» Directions
Extract the whole listing as it stands. Do not include the pictures.

» Source material
>>>

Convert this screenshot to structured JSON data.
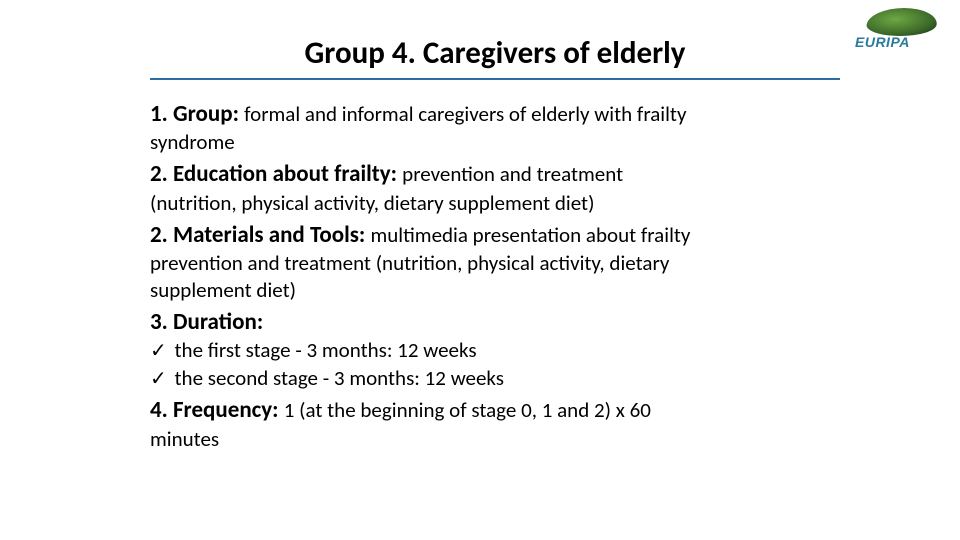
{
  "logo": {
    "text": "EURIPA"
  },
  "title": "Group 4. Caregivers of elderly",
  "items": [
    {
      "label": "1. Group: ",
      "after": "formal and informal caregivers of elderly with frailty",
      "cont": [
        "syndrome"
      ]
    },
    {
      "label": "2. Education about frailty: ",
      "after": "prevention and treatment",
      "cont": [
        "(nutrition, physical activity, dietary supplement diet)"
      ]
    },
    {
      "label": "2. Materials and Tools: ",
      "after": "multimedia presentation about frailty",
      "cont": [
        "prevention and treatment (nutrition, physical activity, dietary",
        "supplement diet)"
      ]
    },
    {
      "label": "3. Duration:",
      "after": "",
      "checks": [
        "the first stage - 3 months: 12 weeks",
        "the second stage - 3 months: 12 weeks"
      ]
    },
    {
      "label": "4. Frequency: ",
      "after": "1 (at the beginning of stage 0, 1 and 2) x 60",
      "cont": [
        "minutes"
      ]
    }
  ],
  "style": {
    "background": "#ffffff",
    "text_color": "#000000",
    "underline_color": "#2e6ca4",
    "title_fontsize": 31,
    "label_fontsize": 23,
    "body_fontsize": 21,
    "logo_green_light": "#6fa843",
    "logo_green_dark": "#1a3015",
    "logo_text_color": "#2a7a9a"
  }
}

<<<

» Response
Convert this screenshot to structured JSON data.
{
  "logo": {
    "text": "EURIPA"
  },
  "title": "Group 4. Caregivers of elderly",
  "items": [
    {
      "label": "1. Group: ",
      "after": "formal and informal caregivers of elderly with frailty",
      "cont": [
        "syndrome"
      ]
    },
    {
      "label": "2. Education about frailty: ",
      "after": "prevention and treatment",
      "cont": [
        "(nutrition, physical activity, dietary supplement diet)"
      ]
    },
    {
      "label": "2. Materials and Tools: ",
      "after": "multimedia presentation about frailty",
      "cont": [
        "prevention and treatment (nutrition, physical activity, dietary",
        "supplement diet)"
      ]
    },
    {
      "label": "3. Duration:",
      "after": "",
      "checks": [
        "the first stage - 3 months: 12 weeks",
        "the second stage - 3 months: 12 weeks"
      ]
    },
    {
      "label": "4. Frequency: ",
      "after": "1 (at the beginning of stage 0, 1 and 2) x 60",
      "cont": [
        "minutes"
      ]
    }
  ],
  "style": {
    "background": "#ffffff",
    "text_color": "#000000",
    "underline_color": "#2e6ca4",
    "title_fontsize": 31,
    "label_fontsize": 23,
    "body_fontsize": 21,
    "logo_green_light": "#6fa843",
    "logo_green_dark": "#1a3015",
    "logo_text_color": "#2a7a9a"
  }
}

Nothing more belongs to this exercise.